#### DO THIS
Assemble all lines in which the string "title" appears.

======== WORKING DATA ========

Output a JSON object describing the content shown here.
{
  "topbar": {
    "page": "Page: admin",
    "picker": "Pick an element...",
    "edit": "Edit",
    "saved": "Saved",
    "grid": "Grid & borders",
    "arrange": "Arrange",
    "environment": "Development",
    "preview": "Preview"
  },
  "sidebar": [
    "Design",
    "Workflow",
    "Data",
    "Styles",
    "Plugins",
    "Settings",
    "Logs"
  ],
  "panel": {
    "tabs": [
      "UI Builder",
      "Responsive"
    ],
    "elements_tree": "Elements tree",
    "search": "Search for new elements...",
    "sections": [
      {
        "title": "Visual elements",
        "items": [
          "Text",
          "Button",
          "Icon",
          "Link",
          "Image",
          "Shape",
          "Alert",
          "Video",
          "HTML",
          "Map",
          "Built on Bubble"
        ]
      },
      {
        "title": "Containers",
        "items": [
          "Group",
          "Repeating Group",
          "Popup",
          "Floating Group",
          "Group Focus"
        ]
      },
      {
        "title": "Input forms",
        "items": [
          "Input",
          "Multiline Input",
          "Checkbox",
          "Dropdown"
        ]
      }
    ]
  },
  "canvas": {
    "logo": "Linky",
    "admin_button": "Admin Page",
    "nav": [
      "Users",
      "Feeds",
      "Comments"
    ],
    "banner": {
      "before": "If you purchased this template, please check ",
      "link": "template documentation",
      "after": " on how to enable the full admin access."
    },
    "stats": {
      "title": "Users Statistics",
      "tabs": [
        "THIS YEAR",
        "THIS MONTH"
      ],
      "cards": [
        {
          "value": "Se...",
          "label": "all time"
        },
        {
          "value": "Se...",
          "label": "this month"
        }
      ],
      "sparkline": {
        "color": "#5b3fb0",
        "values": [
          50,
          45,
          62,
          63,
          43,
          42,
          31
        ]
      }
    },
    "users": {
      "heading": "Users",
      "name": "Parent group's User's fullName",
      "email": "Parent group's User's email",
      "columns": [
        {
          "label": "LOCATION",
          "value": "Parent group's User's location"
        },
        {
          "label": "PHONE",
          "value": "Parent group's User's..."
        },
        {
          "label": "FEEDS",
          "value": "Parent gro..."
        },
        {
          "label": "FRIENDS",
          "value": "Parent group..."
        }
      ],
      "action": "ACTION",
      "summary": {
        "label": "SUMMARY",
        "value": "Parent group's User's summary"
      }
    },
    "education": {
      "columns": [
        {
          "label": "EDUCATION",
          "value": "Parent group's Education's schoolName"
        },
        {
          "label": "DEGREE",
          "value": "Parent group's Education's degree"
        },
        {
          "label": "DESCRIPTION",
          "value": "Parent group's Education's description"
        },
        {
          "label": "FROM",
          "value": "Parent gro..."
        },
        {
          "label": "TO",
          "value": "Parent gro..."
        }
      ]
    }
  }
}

========

#### SOLUTION TO THE EXERCISE
        "title": "Visual elements",
        "title": "Containers",
        "title": "Input forms",
      "title": "Users Statistics",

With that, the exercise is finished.